WORK TO DO:
Quote the whole listing word for word. Do not include the pictures.
***** RECORDS FOR PROCESSING *****
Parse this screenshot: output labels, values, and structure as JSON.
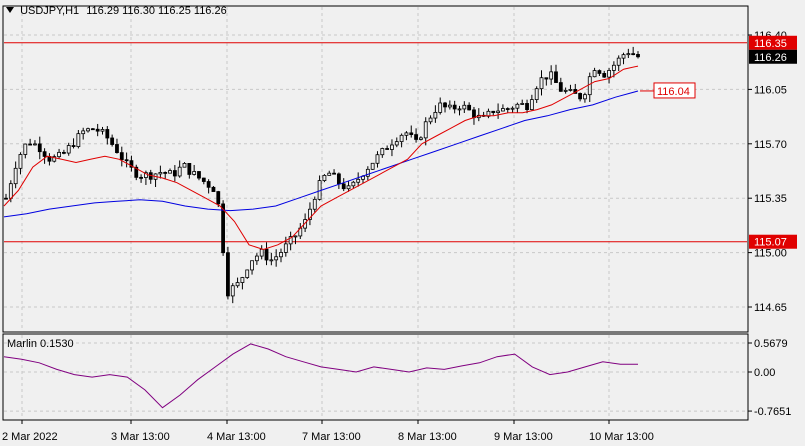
{
  "header": {
    "dropdown_icon": "triangle-down-icon",
    "symbol": "USDJPY,H1",
    "ohlc": "116.29 116.30 116.25 116.26"
  },
  "indicator": {
    "label": "Marlin 0.1530",
    "levels": [
      "0.5679",
      "0.00",
      "-0.7651"
    ]
  },
  "price_axis": {
    "ticks": [
      "116.40",
      "116.05",
      "115.70",
      "115.35",
      "115.00",
      "114.65"
    ],
    "tags": [
      {
        "label": "116.35",
        "value": 116.35,
        "style": "red-fill"
      },
      {
        "label": "116.26",
        "value": 116.26,
        "style": "black-fill"
      },
      {
        "label": "115.07",
        "value": 115.07,
        "style": "red-fill"
      }
    ]
  },
  "time_axis": {
    "ticks": [
      "2 Mar 2022",
      "3 Mar 13:00",
      "4 Mar 13:00",
      "7 Mar 13:00",
      "8 Mar 13:00",
      "9 Mar 13:00",
      "10 Mar 13:00"
    ]
  },
  "annotation": {
    "label": "116.04",
    "value": 116.04
  },
  "colors": {
    "background": "#f0f0f0",
    "grid": "#c8c8c8",
    "candles": "#000000",
    "level_line": "#e00000",
    "ma_fast": "#e00000",
    "ma_slow": "#0000e0",
    "oscillator": "#800080"
  },
  "chart_data": {
    "type": "candlestick",
    "title": "USDJPY,H1",
    "ylim": [
      114.55,
      116.48
    ],
    "x_labels": [
      "2 Mar 2022",
      "3 Mar 13:00",
      "4 Mar 13:00",
      "7 Mar 13:00",
      "8 Mar 13:00",
      "9 Mar 13:00",
      "10 Mar 13:00"
    ],
    "horizontal_levels": [
      116.35,
      115.07
    ],
    "close_path": [
      115.35,
      115.6,
      115.72,
      115.68,
      115.6,
      115.62,
      115.7,
      115.78,
      115.8,
      115.75,
      115.66,
      115.55,
      115.5,
      115.5,
      115.52,
      115.5,
      115.56,
      115.5,
      115.45,
      115.4,
      114.75,
      114.8,
      114.95,
      115.0,
      114.95,
      115.02,
      115.1,
      115.2,
      115.4,
      115.52,
      115.45,
      115.4,
      115.5,
      115.58,
      115.65,
      115.73,
      115.78,
      115.7,
      115.85,
      115.95,
      115.92,
      115.95,
      115.9,
      115.85,
      115.92,
      115.92,
      115.95,
      115.95,
      116.1,
      116.15,
      116.05,
      116.02,
      116.0,
      116.2,
      116.15,
      116.22,
      116.3,
      116.26
    ],
    "ma_fast": [
      115.3,
      115.4,
      115.55,
      115.62,
      115.6,
      115.58,
      115.6,
      115.62,
      115.6,
      115.55,
      115.5,
      115.48,
      115.45,
      115.4,
      115.35,
      115.3,
      115.2,
      115.05,
      115.02,
      115.05,
      115.1,
      115.2,
      115.3,
      115.35,
      115.4,
      115.45,
      115.5,
      115.55,
      115.6,
      115.7,
      115.75,
      115.8,
      115.85,
      115.88,
      115.88,
      115.9,
      115.9,
      115.92,
      115.95,
      116.0,
      116.05,
      116.1,
      116.12,
      116.18,
      116.2
    ],
    "ma_slow": [
      115.23,
      115.25,
      115.28,
      115.3,
      115.32,
      115.33,
      115.34,
      115.33,
      115.3,
      115.28,
      115.27,
      115.28,
      115.3,
      115.35,
      115.4,
      115.45,
      115.5,
      115.55,
      115.6,
      115.65,
      115.7,
      115.75,
      115.8,
      115.85,
      115.88,
      115.92,
      115.95,
      116.0,
      116.04
    ],
    "indicator": {
      "name": "Marlin",
      "value": 0.153,
      "levels": [
        0.5679,
        0.0,
        -0.7651
      ],
      "series": [
        0.3,
        0.25,
        0.18,
        0.05,
        -0.05,
        -0.1,
        -0.05,
        -0.1,
        -0.35,
        -0.7,
        -0.45,
        -0.15,
        0.1,
        0.35,
        0.55,
        0.45,
        0.3,
        0.2,
        0.1,
        0.05,
        0.0,
        0.1,
        0.05,
        0.0,
        0.08,
        0.05,
        0.12,
        0.18,
        0.3,
        0.35,
        0.1,
        -0.05,
        0.0,
        0.1,
        0.2,
        0.15,
        0.153
      ]
    }
  }
}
*****
WRITTEN ANSWER:
Parse this screenshot: output labels, values, and structure as JSON.
{
  "header": {
    "dropdown_icon": "triangle-down-icon",
    "symbol": "USDJPY,H1",
    "ohlc": "116.29 116.30 116.25 116.26"
  },
  "indicator": {
    "label": "Marlin 0.1530",
    "levels": [
      "0.5679",
      "0.00",
      "-0.7651"
    ]
  },
  "price_axis": {
    "ticks": [
      "116.40",
      "116.05",
      "115.70",
      "115.35",
      "115.00",
      "114.65"
    ],
    "tags": [
      {
        "label": "116.35",
        "value": 116.35,
        "style": "red-fill"
      },
      {
        "label": "116.26",
        "value": 116.26,
        "style": "black-fill"
      },
      {
        "label": "115.07",
        "value": 115.07,
        "style": "red-fill"
      }
    ]
  },
  "time_axis": {
    "ticks": [
      "2 Mar 2022",
      "3 Mar 13:00",
      "4 Mar 13:00",
      "7 Mar 13:00",
      "8 Mar 13:00",
      "9 Mar 13:00",
      "10 Mar 13:00"
    ]
  },
  "annotation": {
    "label": "116.04",
    "value": 116.04
  },
  "colors": {
    "background": "#f0f0f0",
    "grid": "#c8c8c8",
    "candles": "#000000",
    "level_line": "#e00000",
    "ma_fast": "#e00000",
    "ma_slow": "#0000e0",
    "oscillator": "#800080"
  },
  "chart_data": {
    "type": "candlestick",
    "title": "USDJPY,H1",
    "ylim": [
      114.55,
      116.48
    ],
    "x_labels": [
      "2 Mar 2022",
      "3 Mar 13:00",
      "4 Mar 13:00",
      "7 Mar 13:00",
      "8 Mar 13:00",
      "9 Mar 13:00",
      "10 Mar 13:00"
    ],
    "horizontal_levels": [
      116.35,
      115.07
    ],
    "close_path": [
      115.35,
      115.6,
      115.72,
      115.68,
      115.6,
      115.62,
      115.7,
      115.78,
      115.8,
      115.75,
      115.66,
      115.55,
      115.5,
      115.5,
      115.52,
      115.5,
      115.56,
      115.5,
      115.45,
      115.4,
      114.75,
      114.8,
      114.95,
      115.0,
      114.95,
      115.02,
      115.1,
      115.2,
      115.4,
      115.52,
      115.45,
      115.4,
      115.5,
      115.58,
      115.65,
      115.73,
      115.78,
      115.7,
      115.85,
      115.95,
      115.92,
      115.95,
      115.9,
      115.85,
      115.92,
      115.92,
      115.95,
      115.95,
      116.1,
      116.15,
      116.05,
      116.02,
      116.0,
      116.2,
      116.15,
      116.22,
      116.3,
      116.26
    ],
    "ma_fast": [
      115.3,
      115.4,
      115.55,
      115.62,
      115.6,
      115.58,
      115.6,
      115.62,
      115.6,
      115.55,
      115.5,
      115.48,
      115.45,
      115.4,
      115.35,
      115.3,
      115.2,
      115.05,
      115.02,
      115.05,
      115.1,
      115.2,
      115.3,
      115.35,
      115.4,
      115.45,
      115.5,
      115.55,
      115.6,
      115.7,
      115.75,
      115.8,
      115.85,
      115.88,
      115.88,
      115.9,
      115.9,
      115.92,
      115.95,
      116.0,
      116.05,
      116.1,
      116.12,
      116.18,
      116.2
    ],
    "ma_slow": [
      115.23,
      115.25,
      115.28,
      115.3,
      115.32,
      115.33,
      115.34,
      115.33,
      115.3,
      115.28,
      115.27,
      115.28,
      115.3,
      115.35,
      115.4,
      115.45,
      115.5,
      115.55,
      115.6,
      115.65,
      115.7,
      115.75,
      115.8,
      115.85,
      115.88,
      115.92,
      115.95,
      116.0,
      116.04
    ],
    "indicator": {
      "name": "Marlin",
      "value": 0.153,
      "levels": [
        0.5679,
        0.0,
        -0.7651
      ],
      "series": [
        0.3,
        0.25,
        0.18,
        0.05,
        -0.05,
        -0.1,
        -0.05,
        -0.1,
        -0.35,
        -0.7,
        -0.45,
        -0.15,
        0.1,
        0.35,
        0.55,
        0.45,
        0.3,
        0.2,
        0.1,
        0.05,
        0.0,
        0.1,
        0.05,
        0.0,
        0.08,
        0.05,
        0.12,
        0.18,
        0.3,
        0.35,
        0.1,
        -0.05,
        0.0,
        0.1,
        0.2,
        0.15,
        0.153
      ]
    }
  }
}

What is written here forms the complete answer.